Among the lines listed below, count those that include the string "declarados", and state only the count.

Information given>
+---+

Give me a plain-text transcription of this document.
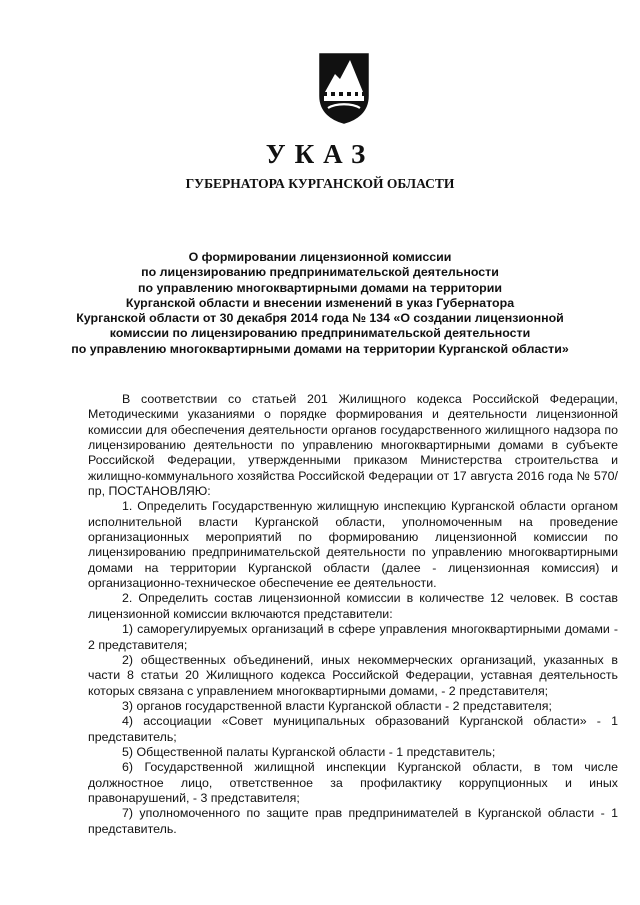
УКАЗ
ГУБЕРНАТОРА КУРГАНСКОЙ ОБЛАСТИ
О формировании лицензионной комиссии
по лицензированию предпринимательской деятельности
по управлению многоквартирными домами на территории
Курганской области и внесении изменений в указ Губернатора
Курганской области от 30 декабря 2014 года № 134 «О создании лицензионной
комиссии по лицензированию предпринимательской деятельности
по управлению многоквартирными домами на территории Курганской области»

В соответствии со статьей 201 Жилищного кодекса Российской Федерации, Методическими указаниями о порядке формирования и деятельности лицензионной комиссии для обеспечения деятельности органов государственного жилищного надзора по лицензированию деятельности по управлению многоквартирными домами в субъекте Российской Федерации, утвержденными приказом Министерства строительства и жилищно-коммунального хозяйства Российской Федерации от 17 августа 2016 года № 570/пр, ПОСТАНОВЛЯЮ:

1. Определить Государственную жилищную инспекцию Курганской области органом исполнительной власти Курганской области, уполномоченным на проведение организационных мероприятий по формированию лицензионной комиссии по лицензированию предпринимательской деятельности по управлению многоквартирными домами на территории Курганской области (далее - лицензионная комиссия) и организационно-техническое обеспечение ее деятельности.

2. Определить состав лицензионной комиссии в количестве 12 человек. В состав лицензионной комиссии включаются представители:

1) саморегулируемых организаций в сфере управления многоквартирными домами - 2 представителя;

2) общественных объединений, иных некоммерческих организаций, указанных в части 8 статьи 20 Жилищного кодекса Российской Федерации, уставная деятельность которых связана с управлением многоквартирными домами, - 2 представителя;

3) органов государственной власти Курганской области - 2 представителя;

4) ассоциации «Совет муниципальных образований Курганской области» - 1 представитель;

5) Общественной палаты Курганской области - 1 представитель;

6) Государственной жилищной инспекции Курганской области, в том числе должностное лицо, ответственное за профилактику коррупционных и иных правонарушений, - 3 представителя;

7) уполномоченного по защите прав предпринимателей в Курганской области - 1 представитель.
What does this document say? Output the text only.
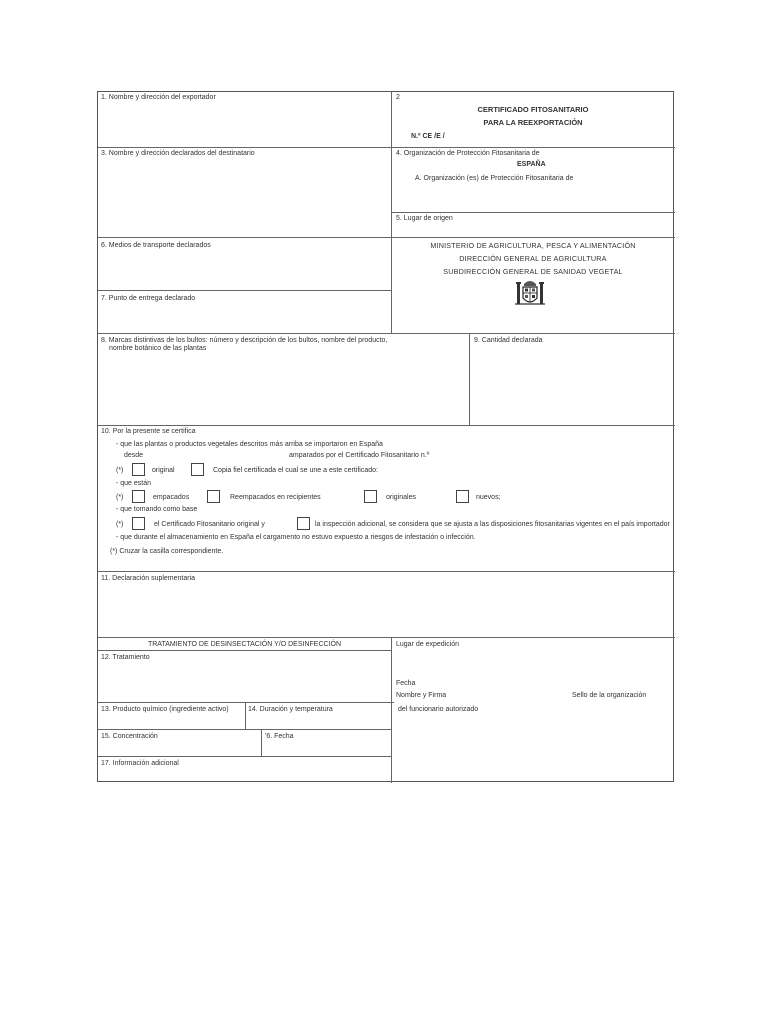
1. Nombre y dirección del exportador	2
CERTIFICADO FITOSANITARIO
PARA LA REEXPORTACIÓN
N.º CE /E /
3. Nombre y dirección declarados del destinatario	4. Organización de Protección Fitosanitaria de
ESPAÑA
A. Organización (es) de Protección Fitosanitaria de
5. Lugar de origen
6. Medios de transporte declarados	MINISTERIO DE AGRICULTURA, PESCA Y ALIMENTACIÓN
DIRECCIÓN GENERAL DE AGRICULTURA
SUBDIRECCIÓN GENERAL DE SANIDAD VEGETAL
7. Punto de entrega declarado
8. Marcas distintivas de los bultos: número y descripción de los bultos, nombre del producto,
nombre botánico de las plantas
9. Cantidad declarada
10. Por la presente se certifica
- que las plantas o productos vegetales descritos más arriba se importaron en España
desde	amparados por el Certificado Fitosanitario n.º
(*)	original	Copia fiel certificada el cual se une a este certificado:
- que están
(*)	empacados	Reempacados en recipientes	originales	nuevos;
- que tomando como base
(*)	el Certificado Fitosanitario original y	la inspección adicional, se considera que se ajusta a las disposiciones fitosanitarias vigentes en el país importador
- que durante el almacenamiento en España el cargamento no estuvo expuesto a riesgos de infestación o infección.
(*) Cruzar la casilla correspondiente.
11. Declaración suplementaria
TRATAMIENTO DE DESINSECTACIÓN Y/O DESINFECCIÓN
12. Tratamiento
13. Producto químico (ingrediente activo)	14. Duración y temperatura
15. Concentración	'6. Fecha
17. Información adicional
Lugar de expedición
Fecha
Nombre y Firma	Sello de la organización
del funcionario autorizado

+---+

Written reply> 2